━━━━━ MATERIAL PROVIDED

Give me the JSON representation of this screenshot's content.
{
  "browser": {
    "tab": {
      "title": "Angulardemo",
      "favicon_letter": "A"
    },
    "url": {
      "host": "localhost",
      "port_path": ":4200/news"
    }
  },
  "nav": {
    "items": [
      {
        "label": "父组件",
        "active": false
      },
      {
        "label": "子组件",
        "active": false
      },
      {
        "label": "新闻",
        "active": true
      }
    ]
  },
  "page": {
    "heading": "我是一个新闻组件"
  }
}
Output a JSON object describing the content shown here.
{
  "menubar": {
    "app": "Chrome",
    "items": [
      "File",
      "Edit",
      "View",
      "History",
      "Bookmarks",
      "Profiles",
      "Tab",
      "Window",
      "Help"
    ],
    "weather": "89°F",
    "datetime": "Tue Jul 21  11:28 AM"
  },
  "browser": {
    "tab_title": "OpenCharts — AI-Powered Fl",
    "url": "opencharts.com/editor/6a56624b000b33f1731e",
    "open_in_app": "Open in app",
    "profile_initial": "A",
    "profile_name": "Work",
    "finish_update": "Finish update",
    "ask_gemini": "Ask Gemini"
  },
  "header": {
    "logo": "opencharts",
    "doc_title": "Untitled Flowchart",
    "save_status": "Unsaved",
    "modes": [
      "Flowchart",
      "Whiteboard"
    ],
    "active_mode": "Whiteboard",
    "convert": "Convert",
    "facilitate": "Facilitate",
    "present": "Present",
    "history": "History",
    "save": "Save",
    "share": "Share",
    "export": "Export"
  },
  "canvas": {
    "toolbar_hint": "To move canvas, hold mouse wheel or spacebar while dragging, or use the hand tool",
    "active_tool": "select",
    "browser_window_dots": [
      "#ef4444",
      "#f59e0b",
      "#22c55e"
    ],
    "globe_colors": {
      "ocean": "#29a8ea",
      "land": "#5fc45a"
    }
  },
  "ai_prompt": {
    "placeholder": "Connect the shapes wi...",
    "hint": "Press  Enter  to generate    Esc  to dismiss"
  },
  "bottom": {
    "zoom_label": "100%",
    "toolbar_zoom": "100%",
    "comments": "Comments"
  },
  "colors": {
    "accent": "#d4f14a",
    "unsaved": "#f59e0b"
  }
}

━━━━━━━━━━

OBJECTIVE
Transcribe all lines as written.

COMPLETE ANSWER
Give me the JSON representation of this screenshot's content.
{
  "browser": {
    "tab": {
      "title": "Angulardemo",
      "favicon_letter": "A"
    },
    "url": {
      "host": "localhost",
      "port_path": ":4200/news"
    }
  },
  "nav": {
    "items": [
      {
        "label": "父组件",
        "active": false
      },
      {
        "label": "子组件",
        "active": false
      },
      {
        "label": "新闻",
        "active": true
      }
    ]
  },
  "page": {
    "heading": "我是一个新闻组件"
  }
}
Output a JSON object describing the content shown here.
{
  "menubar": {
    "app": "Chrome",
    "items": [
      "File",
      "Edit",
      "View",
      "History",
      "Bookmarks",
      "Profiles",
      "Tab",
      "Window",
      "Help"
    ],
    "weather": "89°F",
    "datetime": "Tue Jul 21  11:28 AM"
  },
  "browser": {
    "tab_title": "OpenCharts — AI-Powered Fl",
    "url": "opencharts.com/editor/6a56624b000b33f1731e",
    "open_in_app": "Open in app",
    "profile_initial": "A",
    "profile_name": "Work",
    "finish_update": "Finish update",
    "ask_gemini": "Ask Gemini"
  },
  "header": {
    "logo": "opencharts",
    "doc_title": "Untitled Flowchart",
    "save_status": "Unsaved",
    "modes": [
      "Flowchart",
      "Whiteboard"
    ],
    "active_mode": "Whiteboard",
    "convert": "Convert",
    "facilitate": "Facilitate",
    "present": "Present",
    "history": "History",
    "save": "Save",
    "share": "Share",
    "export": "Export"
  },
  "canvas": {
    "toolbar_hint": "To move canvas, hold mouse wheel or spacebar while dragging, or use the hand tool",
    "active_tool": "select",
    "browser_window_dots": [
      "#ef4444",
      "#f59e0b",
      "#22c55e"
    ],
    "globe_colors": {
      "ocean": "#29a8ea",
      "land": "#5fc45a"
    }
  },
  "ai_prompt": {
    "placeholder": "Connect the shapes wi...",
    "hint": "Press  Enter  to generate    Esc  to dismiss"
  },
  "bottom": {
    "zoom_label": "100%",
    "toolbar_zoom": "100%",
    "comments": "Comments"
  },
  "colors": {
    "accent": "#d4f14a",
    "unsaved": "#f59e0b"
  }
}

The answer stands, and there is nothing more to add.